• **Data to process**:
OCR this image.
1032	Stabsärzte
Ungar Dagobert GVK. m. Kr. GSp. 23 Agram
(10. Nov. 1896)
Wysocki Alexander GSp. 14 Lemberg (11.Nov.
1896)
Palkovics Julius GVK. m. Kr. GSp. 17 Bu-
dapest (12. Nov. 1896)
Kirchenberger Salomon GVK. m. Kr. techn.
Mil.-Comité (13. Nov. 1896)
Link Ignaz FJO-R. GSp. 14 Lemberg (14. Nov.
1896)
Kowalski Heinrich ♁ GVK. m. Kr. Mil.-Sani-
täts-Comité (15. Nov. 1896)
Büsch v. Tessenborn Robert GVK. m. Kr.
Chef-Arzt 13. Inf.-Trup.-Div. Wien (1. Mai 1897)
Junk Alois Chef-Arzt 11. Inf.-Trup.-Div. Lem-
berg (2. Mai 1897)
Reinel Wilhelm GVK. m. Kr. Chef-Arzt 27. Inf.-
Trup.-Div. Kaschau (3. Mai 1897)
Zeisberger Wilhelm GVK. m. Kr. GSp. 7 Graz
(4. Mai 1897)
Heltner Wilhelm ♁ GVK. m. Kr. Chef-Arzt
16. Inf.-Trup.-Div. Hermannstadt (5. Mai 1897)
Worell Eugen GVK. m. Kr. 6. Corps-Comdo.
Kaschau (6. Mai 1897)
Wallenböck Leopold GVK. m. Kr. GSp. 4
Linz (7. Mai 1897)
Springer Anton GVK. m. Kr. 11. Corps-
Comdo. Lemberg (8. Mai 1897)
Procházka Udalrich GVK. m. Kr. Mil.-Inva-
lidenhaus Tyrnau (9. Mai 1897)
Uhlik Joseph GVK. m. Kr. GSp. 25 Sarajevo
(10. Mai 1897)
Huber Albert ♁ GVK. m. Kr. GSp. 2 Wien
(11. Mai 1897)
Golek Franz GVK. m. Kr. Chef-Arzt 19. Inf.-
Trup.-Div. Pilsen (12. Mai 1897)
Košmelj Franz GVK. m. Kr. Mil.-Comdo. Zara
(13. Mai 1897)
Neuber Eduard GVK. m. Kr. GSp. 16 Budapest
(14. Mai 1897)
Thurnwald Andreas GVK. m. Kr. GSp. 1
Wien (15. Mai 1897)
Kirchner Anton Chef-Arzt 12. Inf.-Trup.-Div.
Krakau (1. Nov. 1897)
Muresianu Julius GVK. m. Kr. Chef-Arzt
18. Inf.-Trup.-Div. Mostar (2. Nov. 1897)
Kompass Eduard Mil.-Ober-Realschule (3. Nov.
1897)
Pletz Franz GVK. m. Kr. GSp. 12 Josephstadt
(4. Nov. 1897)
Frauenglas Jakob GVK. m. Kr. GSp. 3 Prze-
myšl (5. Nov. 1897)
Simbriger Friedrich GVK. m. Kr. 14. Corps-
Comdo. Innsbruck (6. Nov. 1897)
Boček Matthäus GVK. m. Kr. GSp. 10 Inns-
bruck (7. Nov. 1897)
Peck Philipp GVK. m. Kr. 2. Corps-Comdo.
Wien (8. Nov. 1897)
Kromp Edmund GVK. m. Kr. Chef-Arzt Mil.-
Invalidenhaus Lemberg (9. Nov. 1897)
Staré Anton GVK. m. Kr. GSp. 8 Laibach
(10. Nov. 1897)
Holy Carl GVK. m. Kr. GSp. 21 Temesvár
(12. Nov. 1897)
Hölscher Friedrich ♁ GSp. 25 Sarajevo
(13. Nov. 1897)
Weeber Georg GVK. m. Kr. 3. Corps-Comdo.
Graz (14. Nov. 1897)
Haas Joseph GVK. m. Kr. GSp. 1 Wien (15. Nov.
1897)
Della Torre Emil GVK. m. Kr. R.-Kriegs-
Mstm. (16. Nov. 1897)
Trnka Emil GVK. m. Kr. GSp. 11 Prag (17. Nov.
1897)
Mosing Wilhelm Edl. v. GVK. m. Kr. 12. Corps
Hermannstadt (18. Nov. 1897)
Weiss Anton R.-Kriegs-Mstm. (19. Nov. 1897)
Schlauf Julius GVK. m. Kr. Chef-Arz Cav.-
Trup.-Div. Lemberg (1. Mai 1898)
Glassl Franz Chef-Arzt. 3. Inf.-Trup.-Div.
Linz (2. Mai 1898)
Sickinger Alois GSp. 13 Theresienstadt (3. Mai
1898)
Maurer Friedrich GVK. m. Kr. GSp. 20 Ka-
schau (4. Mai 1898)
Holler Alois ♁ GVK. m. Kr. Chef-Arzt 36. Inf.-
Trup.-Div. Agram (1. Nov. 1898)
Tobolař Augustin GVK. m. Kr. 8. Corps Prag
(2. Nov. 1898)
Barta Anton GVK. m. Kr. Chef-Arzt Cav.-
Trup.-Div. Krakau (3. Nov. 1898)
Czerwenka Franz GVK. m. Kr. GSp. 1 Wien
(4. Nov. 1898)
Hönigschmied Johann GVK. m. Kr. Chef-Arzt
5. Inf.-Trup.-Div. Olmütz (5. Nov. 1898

• **Requirements**: Return all of the entries exactly as written.

• **Correct answer**:
OCR this image.
1032	Stabsärzte
Ungar Dagobert GVK. m. Kr. GSp. 23 Agram
(10. Nov. 1896)
Wysocki Alexander GSp. 14 Lemberg (11.Nov.
1896)
Palkovics Julius GVK. m. Kr. GSp. 17 Bu-
dapest (12. Nov. 1896)
Kirchenberger Salomon GVK. m. Kr. techn.
Mil.-Comité (13. Nov. 1896)
Link Ignaz FJO-R. GSp. 14 Lemberg (14. Nov.
1896)
Kowalski Heinrich ♁ GVK. m. Kr. Mil.-Sani-
täts-Comité (15. Nov. 1896)
Büsch v. Tessenborn Robert GVK. m. Kr.
Chef-Arzt 13. Inf.-Trup.-Div. Wien (1. Mai 1897)
Junk Alois Chef-Arzt 11. Inf.-Trup.-Div. Lem-
berg (2. Mai 1897)
Reinel Wilhelm GVK. m. Kr. Chef-Arzt 27. Inf.-
Trup.-Div. Kaschau (3. Mai 1897)
Zeisberger Wilhelm GVK. m. Kr. GSp. 7 Graz
(4. Mai 1897)
Heltner Wilhelm ♁ GVK. m. Kr. Chef-Arzt
16. Inf.-Trup.-Div. Hermannstadt (5. Mai 1897)
Worell Eugen GVK. m. Kr. 6. Corps-Comdo.
Kaschau (6. Mai 1897)
Wallenböck Leopold GVK. m. Kr. GSp. 4
Linz (7. Mai 1897)
Springer Anton GVK. m. Kr. 11. Corps-
Comdo. Lemberg (8. Mai 1897)
Procházka Udalrich GVK. m. Kr. Mil.-Inva-
lidenhaus Tyrnau (9. Mai 1897)
Uhlik Joseph GVK. m. Kr. GSp. 25 Sarajevo
(10. Mai 1897)
Huber Albert ♁ GVK. m. Kr. GSp. 2 Wien
(11. Mai 1897)
Golek Franz GVK. m. Kr. Chef-Arzt 19. Inf.-
Trup.-Div. Pilsen (12. Mai 1897)
Košmelj Franz GVK. m. Kr. Mil.-Comdo. Zara
(13. Mai 1897)
Neuber Eduard GVK. m. Kr. GSp. 16 Budapest
(14. Mai 1897)
Thurnwald Andreas GVK. m. Kr. GSp. 1
Wien (15. Mai 1897)
Kirchner Anton Chef-Arzt 12. Inf.-Trup.-Div.
Krakau (1. Nov. 1897)
Muresianu Julius GVK. m. Kr. Chef-Arzt
18. Inf.-Trup.-Div. Mostar (2. Nov. 1897)
Kompass Eduard Mil.-Ober-Realschule (3. Nov.
1897)
Pletz Franz GVK. m. Kr. GSp. 12 Josephstadt
(4. Nov. 1897)
Frauenglas Jakob GVK. m. Kr. GSp. 3 Prze-
myšl (5. Nov. 1897)
Simbriger Friedrich GVK. m. Kr. 14. Corps-
Comdo. Innsbruck (6. Nov. 1897)
Boček Matthäus GVK. m. Kr. GSp. 10 Inns-
bruck (7. Nov. 1897)
Peck Philipp GVK. m. Kr. 2. Corps-Comdo.
Wien (8. Nov. 1897)
Kromp Edmund GVK. m. Kr. Chef-Arzt Mil.-
Invalidenhaus Lemberg (9. Nov. 1897)
Staré Anton GVK. m. Kr. GSp. 8 Laibach
(10. Nov. 1897)
Holy Carl GVK. m. Kr. GSp. 21 Temesvár
(12. Nov. 1897)
Hölscher Friedrich ♁ GSp. 25 Sarajevo
(13. Nov. 1897)
Weeber Georg GVK. m. Kr. 3. Corps-Comdo.
Graz (14. Nov. 1897)
Haas Joseph GVK. m. Kr. GSp. 1 Wien (15. Nov.
1897)
Della Torre Emil GVK. m. Kr. R.-Kriegs-
Mstm. (16. Nov. 1897)
Trnka Emil GVK. m. Kr. GSp. 11 Prag (17. Nov.
1897)
Mosing Wilhelm Edl. v. GVK. m. Kr. 12. Corps
Hermannstadt (18. Nov. 1897)
Weiss Anton R.-Kriegs-Mstm. (19. Nov. 1897)
Schlauf Julius GVK. m. Kr. Chef-Arz Cav.-
Trup.-Div. Lemberg (1. Mai 1898)
Glassl Franz Chef-Arzt. 3. Inf.-Trup.-Div.
Linz (2. Mai 1898)
Sickinger Alois GSp. 13 Theresienstadt (3. Mai
1898)
Maurer Friedrich GVK. m. Kr. GSp. 20 Ka-
schau (4. Mai 1898)
Holler Alois ♁ GVK. m. Kr. Chef-Arzt 36. Inf.-
Trup.-Div. Agram (1. Nov. 1898)
Tobolař Augustin GVK. m. Kr. 8. Corps Prag
(2. Nov. 1898)
Barta Anton GVK. m. Kr. Chef-Arzt Cav.-
Trup.-Div. Krakau (3. Nov. 1898)
Czerwenka Franz GVK. m. Kr. GSp. 1 Wien
(4. Nov. 1898)
Hönigschmied Johann GVK. m. Kr. Chef-Arzt
5. Inf.-Trup.-Div. Olmütz (5. Nov. 1898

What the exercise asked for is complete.